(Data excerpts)
------------------------------------------------------------------------

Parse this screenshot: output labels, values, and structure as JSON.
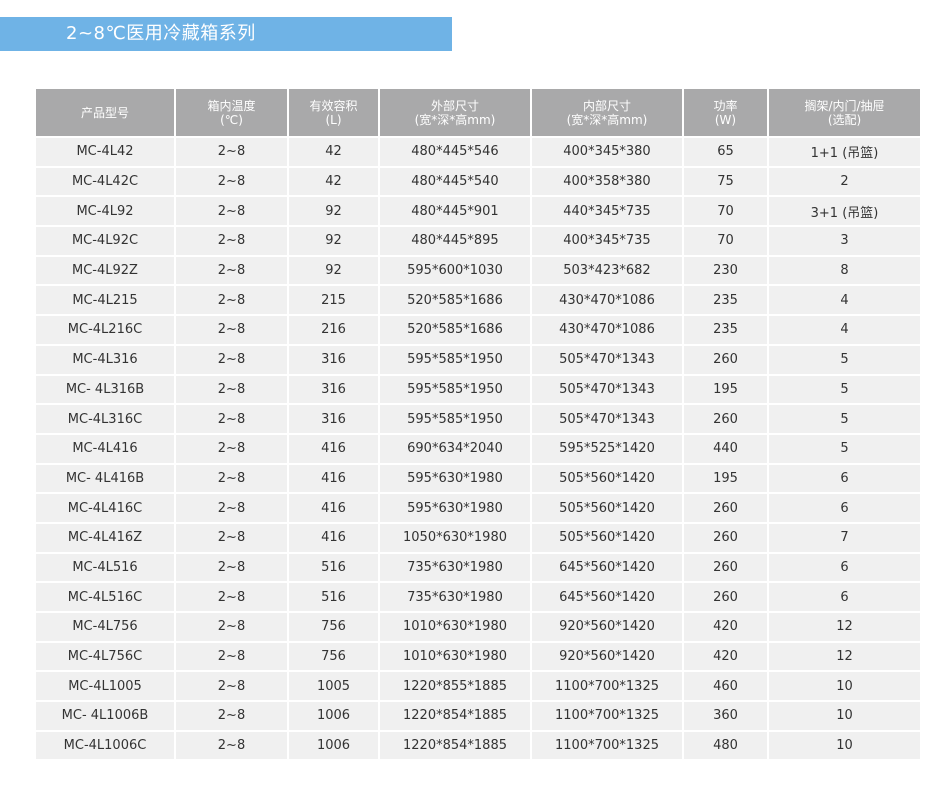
{
  "title": "2~8℃医用冷藏箱系列",
  "headers": [
    {
      "main": "产品型号",
      "sub": ""
    },
    {
      "main": "箱内温度",
      "sub": "(℃)"
    },
    {
      "main": "有效容积",
      "sub": "(L)"
    },
    {
      "main": "外部尺寸",
      "sub": "(宽*深*高mm)"
    },
    {
      "main": "内部尺寸",
      "sub": "(宽*深*高mm)"
    },
    {
      "main": "功率",
      "sub": "(W)"
    },
    {
      "main": "搁架/内门/抽屉",
      "sub": "(选配)"
    }
  ],
  "rows": [
    [
      "MC-4L42",
      "2~8",
      "42",
      "480*445*546",
      "400*345*380",
      "65",
      "1+1 (吊篮)"
    ],
    [
      "MC-4L42C",
      "2~8",
      "42",
      "480*445*540",
      "400*358*380",
      "75",
      "2"
    ],
    [
      "MC-4L92",
      "2~8",
      "92",
      "480*445*901",
      "440*345*735",
      "70",
      "3+1 (吊篮)"
    ],
    [
      "MC-4L92C",
      "2~8",
      "92",
      "480*445*895",
      "400*345*735",
      "70",
      "3"
    ],
    [
      "MC-4L92Z",
      "2~8",
      "92",
      "595*600*1030",
      "503*423*682",
      "230",
      "8"
    ],
    [
      "MC-4L215",
      "2~8",
      "215",
      "520*585*1686",
      "430*470*1086",
      "235",
      "4"
    ],
    [
      "MC-4L216C",
      "2~8",
      "216",
      "520*585*1686",
      "430*470*1086",
      "235",
      "4"
    ],
    [
      "MC-4L316",
      "2~8",
      "316",
      "595*585*1950",
      "505*470*1343",
      "260",
      "5"
    ],
    [
      "MC- 4L316B",
      "2~8",
      "316",
      "595*585*1950",
      "505*470*1343",
      "195",
      "5"
    ],
    [
      "MC-4L316C",
      "2~8",
      "316",
      "595*585*1950",
      "505*470*1343",
      "260",
      "5"
    ],
    [
      "MC-4L416",
      "2~8",
      "416",
      "690*634*2040",
      "595*525*1420",
      "440",
      "5"
    ],
    [
      "MC- 4L416B",
      "2~8",
      "416",
      "595*630*1980",
      "505*560*1420",
      "195",
      "6"
    ],
    [
      "MC-4L416C",
      "2~8",
      "416",
      "595*630*1980",
      "505*560*1420",
      "260",
      "6"
    ],
    [
      "MC-4L416Z",
      "2~8",
      "416",
      "1050*630*1980",
      "505*560*1420",
      "260",
      "7"
    ],
    [
      "MC-4L516",
      "2~8",
      "516",
      "735*630*1980",
      "645*560*1420",
      "260",
      "6"
    ],
    [
      "MC-4L516C",
      "2~8",
      "516",
      "735*630*1980",
      "645*560*1420",
      "260",
      "6"
    ],
    [
      "MC-4L756",
      "2~8",
      "756",
      "1010*630*1980",
      "920*560*1420",
      "420",
      "12"
    ],
    [
      "MC-4L756C",
      "2~8",
      "756",
      "1010*630*1980",
      "920*560*1420",
      "420",
      "12"
    ],
    [
      "MC-4L1005",
      "2~8",
      "1005",
      "1220*855*1885",
      "1100*700*1325",
      "460",
      "10"
    ],
    [
      "MC- 4L1006B",
      "2~8",
      "1006",
      "1220*854*1885",
      "1100*700*1325",
      "360",
      "10"
    ],
    [
      "MC-4L1006C",
      "2~8",
      "1006",
      "1220*854*1885",
      "1100*700*1325",
      "480",
      "10"
    ]
  ]
}
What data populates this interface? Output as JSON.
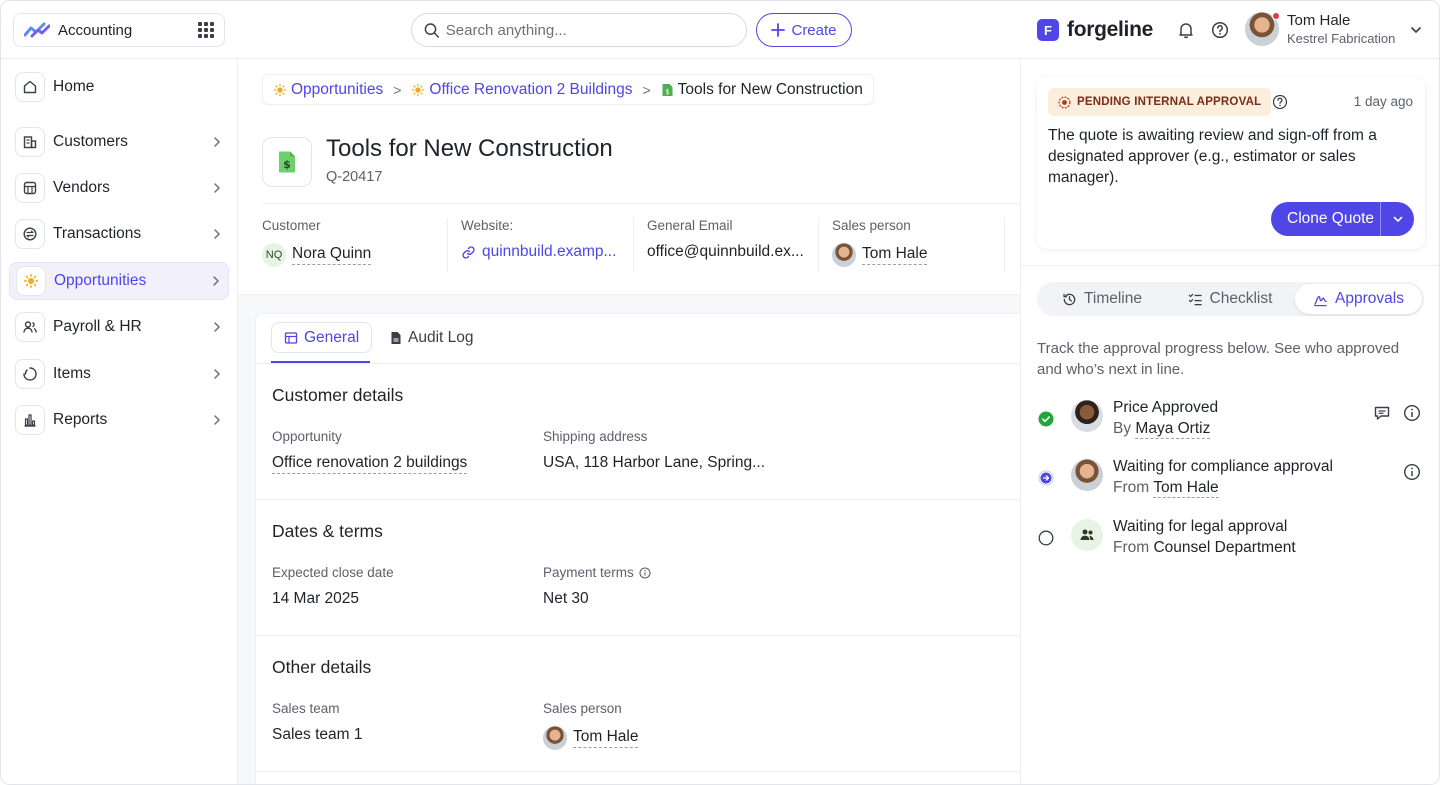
{
  "app": {
    "name": "Accounting"
  },
  "search": {
    "placeholder": "Search anything..."
  },
  "create_label": "Create",
  "brand": {
    "name": "forgeline",
    "mark": "F"
  },
  "user": {
    "name": "Tom Hale",
    "org": "Kestrel Fabrication"
  },
  "sidebar": {
    "items": [
      {
        "label": "Home"
      },
      {
        "label": "Customers"
      },
      {
        "label": "Vendors"
      },
      {
        "label": "Transactions"
      },
      {
        "label": "Opportunities"
      },
      {
        "label": "Payroll & HR"
      },
      {
        "label": "Items"
      },
      {
        "label": "Reports"
      }
    ],
    "active": "Opportunities"
  },
  "breadcrumb": [
    {
      "label": "Opportunities"
    },
    {
      "label": "Office Renovation 2 Buildings"
    },
    {
      "label": "Tools for New Construction"
    }
  ],
  "breadcrumb_sep": ">",
  "quote": {
    "title": "Tools for New Construction",
    "id": "Q-20417"
  },
  "info": {
    "customer_label": "Customer",
    "customer_initials": "NQ",
    "customer": "Nora Quinn",
    "website_label": "Website:",
    "website": "quinnbuild.examp...",
    "email_label": "General Email",
    "email": "office@quinnbuild.ex...",
    "salesperson_label": "Sales person",
    "salesperson": "Tom Hale"
  },
  "tabs": [
    {
      "label": "General"
    },
    {
      "label": "Audit Log"
    }
  ],
  "customer_details": {
    "title": "Customer details",
    "opportunity_label": "Opportunity",
    "opportunity": "Office renovation 2 buildings",
    "shipping_label": "Shipping address",
    "shipping": "USA, 118 Harbor Lane, Spring..."
  },
  "dates_terms": {
    "title": "Dates & terms",
    "close_label": "Expected close date",
    "close": "14 Mar 2025",
    "payment_label": "Payment terms",
    "payment": "Net 30"
  },
  "other_details": {
    "title": "Other details",
    "team_label": "Sales team",
    "team": "Sales team 1",
    "salesperson_label": "Sales person",
    "salesperson": "Tom Hale"
  },
  "status": {
    "badge": "PENDING INTERNAL APPROVAL",
    "time": "1 day ago",
    "description": "The quote is awaiting review and sign-off from a designated approver (e.g., estimator or sales manager).",
    "clone_label": "Clone Quote"
  },
  "panel_tabs": [
    {
      "label": "Timeline"
    },
    {
      "label": "Checklist"
    },
    {
      "label": "Approvals"
    }
  ],
  "approvals": {
    "intro": "Track the approval progress below. See who approved and who’s next in line.",
    "steps": [
      {
        "title": "Price Approved",
        "prefix": "By",
        "who": "Maya Ortiz",
        "state": "done"
      },
      {
        "title": "Waiting for compliance approval",
        "prefix": "From",
        "who": "Tom Hale",
        "state": "current"
      },
      {
        "title": "Waiting for legal approval",
        "prefix": "From",
        "who": "Counsel Department",
        "state": "pending"
      }
    ]
  },
  "colors": {
    "accent": "#4f46e5",
    "done": "#22a53a",
    "badge_bg": "#fbeedc",
    "badge_text": "#7a2d18"
  },
  "icons": [
    "home-icon",
    "customers-icon",
    "vendors-icon",
    "transactions-icon",
    "opportunities-icon",
    "payroll-icon",
    "items-icon",
    "reports-icon",
    "search-icon",
    "plus-icon",
    "bell-icon",
    "help-icon",
    "grid-icon",
    "chevron-right-icon",
    "chevron-down-icon",
    "link-icon",
    "info-icon",
    "comment-icon",
    "history-icon",
    "checklist-icon",
    "approvals-icon",
    "team-icon"
  ]
}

------------------------------------------------------------------------

Write out the material above once more, exactly as it reads, with no pictures.

◆ **Full output**
Parse this screenshot: output labels, values, and structure as JSON.
{
  "title": "2~8℃医用冷藏箱系列",
  "headers": [
    {
      "main": "产品型号",
      "sub": ""
    },
    {
      "main": "箱内温度",
      "sub": "(℃)"
    },
    {
      "main": "有效容积",
      "sub": "(L)"
    },
    {
      "main": "外部尺寸",
      "sub": "(宽*深*高mm)"
    },
    {
      "main": "内部尺寸",
      "sub": "(宽*深*高mm)"
    },
    {
      "main": "功率",
      "sub": "(W)"
    },
    {
      "main": "搁架/内门/抽屉",
      "sub": "(选配)"
    }
  ],
  "rows": [
    [
      "MC-4L42",
      "2~8",
      "42",
      "480*445*546",
      "400*345*380",
      "65",
      "1+1 (吊篮)"
    ],
    [
      "MC-4L42C",
      "2~8",
      "42",
      "480*445*540",
      "400*358*380",
      "75",
      "2"
    ],
    [
      "MC-4L92",
      "2~8",
      "92",
      "480*445*901",
      "440*345*735",
      "70",
      "3+1 (吊篮)"
    ],
    [
      "MC-4L92C",
      "2~8",
      "92",
      "480*445*895",
      "400*345*735",
      "70",
      "3"
    ],
    [
      "MC-4L92Z",
      "2~8",
      "92",
      "595*600*1030",
      "503*423*682",
      "230",
      "8"
    ],
    [
      "MC-4L215",
      "2~8",
      "215",
      "520*585*1686",
      "430*470*1086",
      "235",
      "4"
    ],
    [
      "MC-4L216C",
      "2~8",
      "216",
      "520*585*1686",
      "430*470*1086",
      "235",
      "4"
    ],
    [
      "MC-4L316",
      "2~8",
      "316",
      "595*585*1950",
      "505*470*1343",
      "260",
      "5"
    ],
    [
      "MC- 4L316B",
      "2~8",
      "316",
      "595*585*1950",
      "505*470*1343",
      "195",
      "5"
    ],
    [
      "MC-4L316C",
      "2~8",
      "316",
      "595*585*1950",
      "505*470*1343",
      "260",
      "5"
    ],
    [
      "MC-4L416",
      "2~8",
      "416",
      "690*634*2040",
      "595*525*1420",
      "440",
      "5"
    ],
    [
      "MC- 4L416B",
      "2~8",
      "416",
      "595*630*1980",
      "505*560*1420",
      "195",
      "6"
    ],
    [
      "MC-4L416C",
      "2~8",
      "416",
      "595*630*1980",
      "505*560*1420",
      "260",
      "6"
    ],
    [
      "MC-4L416Z",
      "2~8",
      "416",
      "1050*630*1980",
      "505*560*1420",
      "260",
      "7"
    ],
    [
      "MC-4L516",
      "2~8",
      "516",
      "735*630*1980",
      "645*560*1420",
      "260",
      "6"
    ],
    [
      "MC-4L516C",
      "2~8",
      "516",
      "735*630*1980",
      "645*560*1420",
      "260",
      "6"
    ],
    [
      "MC-4L756",
      "2~8",
      "756",
      "1010*630*1980",
      "920*560*1420",
      "420",
      "12"
    ],
    [
      "MC-4L756C",
      "2~8",
      "756",
      "1010*630*1980",
      "920*560*1420",
      "420",
      "12"
    ],
    [
      "MC-4L1005",
      "2~8",
      "1005",
      "1220*855*1885",
      "1100*700*1325",
      "460",
      "10"
    ],
    [
      "MC- 4L1006B",
      "2~8",
      "1006",
      "1220*854*1885",
      "1100*700*1325",
      "360",
      "10"
    ],
    [
      "MC-4L1006C",
      "2~8",
      "1006",
      "1220*854*1885",
      "1100*700*1325",
      "480",
      "10"
    ]
  ]
}
What data populates this interface? Output as JSON.
{
  "app": {
    "name": "Accounting"
  },
  "search": {
    "placeholder": "Search anything..."
  },
  "create_label": "Create",
  "brand": {
    "name": "forgeline",
    "mark": "F"
  },
  "user": {
    "name": "Tom Hale",
    "org": "Kestrel Fabrication"
  },
  "sidebar": {
    "items": [
      {
        "label": "Home"
      },
      {
        "label": "Customers"
      },
      {
        "label": "Vendors"
      },
      {
        "label": "Transactions"
      },
      {
        "label": "Opportunities"
      },
      {
        "label": "Payroll & HR"
      },
      {
        "label": "Items"
      },
      {
        "label": "Reports"
      }
    ],
    "active": "Opportunities"
  },
  "breadcrumb": [
    {
      "label": "Opportunities"
    },
    {
      "label": "Office Renovation 2 Buildings"
    },
    {
      "label": "Tools for New Construction"
    }
  ],
  "breadcrumb_sep": ">",
  "quote": {
    "title": "Tools for New Construction",
    "id": "Q-20417"
  },
  "info": {
    "customer_label": "Customer",
    "customer_initials": "NQ",
    "customer": "Nora Quinn",
    "website_label": "Website:",
    "website": "quinnbuild.examp...",
    "email_label": "General Email",
    "email": "office@quinnbuild.ex...",
    "salesperson_label": "Sales person",
    "salesperson": "Tom Hale"
  },
  "tabs": [
    {
      "label": "General"
    },
    {
      "label": "Audit Log"
    }
  ],
  "customer_details": {
    "title": "Customer details",
    "opportunity_label": "Opportunity",
    "opportunity": "Office renovation 2 buildings",
    "shipping_label": "Shipping address",
    "shipping": "USA, 118 Harbor Lane, Spring..."
  },
  "dates_terms": {
    "title": "Dates & terms",
    "close_label": "Expected close date",
    "close": "14 Mar 2025",
    "payment_label": "Payment terms",
    "payment": "Net 30"
  },
  "other_details": {
    "title": "Other details",
    "team_label": "Sales team",
    "team": "Sales team 1",
    "salesperson_label": "Sales person",
    "salesperson": "Tom Hale"
  },
  "status": {
    "badge": "PENDING INTERNAL APPROVAL",
    "time": "1 day ago",
    "description": "The quote is awaiting review and sign-off from a designated approver (e.g., estimator or sales manager).",
    "clone_label": "Clone Quote"
  },
  "panel_tabs": [
    {
      "label": "Timeline"
    },
    {
      "label": "Checklist"
    },
    {
      "label": "Approvals"
    }
  ],
  "approvals": {
    "intro": "Track the approval progress below. See who approved and who’s next in line.",
    "steps": [
      {
        "title": "Price Approved",
        "prefix": "By",
        "who": "Maya Ortiz",
        "state": "done"
      },
      {
        "title": "Waiting for compliance approval",
        "prefix": "From",
        "who": "Tom Hale",
        "state": "current"
      },
      {
        "title": "Waiting for legal approval",
        "prefix": "From",
        "who": "Counsel Department",
        "state": "pending"
      }
    ]
  },
  "colors": {
    "accent": "#4f46e5",
    "done": "#22a53a",
    "badge_bg": "#fbeedc",
    "badge_text": "#7a2d18"
  },
  "icons": [
    "home-icon",
    "customers-icon",
    "vendors-icon",
    "transactions-icon",
    "opportunities-icon",
    "payroll-icon",
    "items-icon",
    "reports-icon",
    "search-icon",
    "plus-icon",
    "bell-icon",
    "help-icon",
    "grid-icon",
    "chevron-right-icon",
    "chevron-down-icon",
    "link-icon",
    "info-icon",
    "comment-icon",
    "history-icon",
    "checklist-icon",
    "approvals-icon",
    "team-icon"
  ]
}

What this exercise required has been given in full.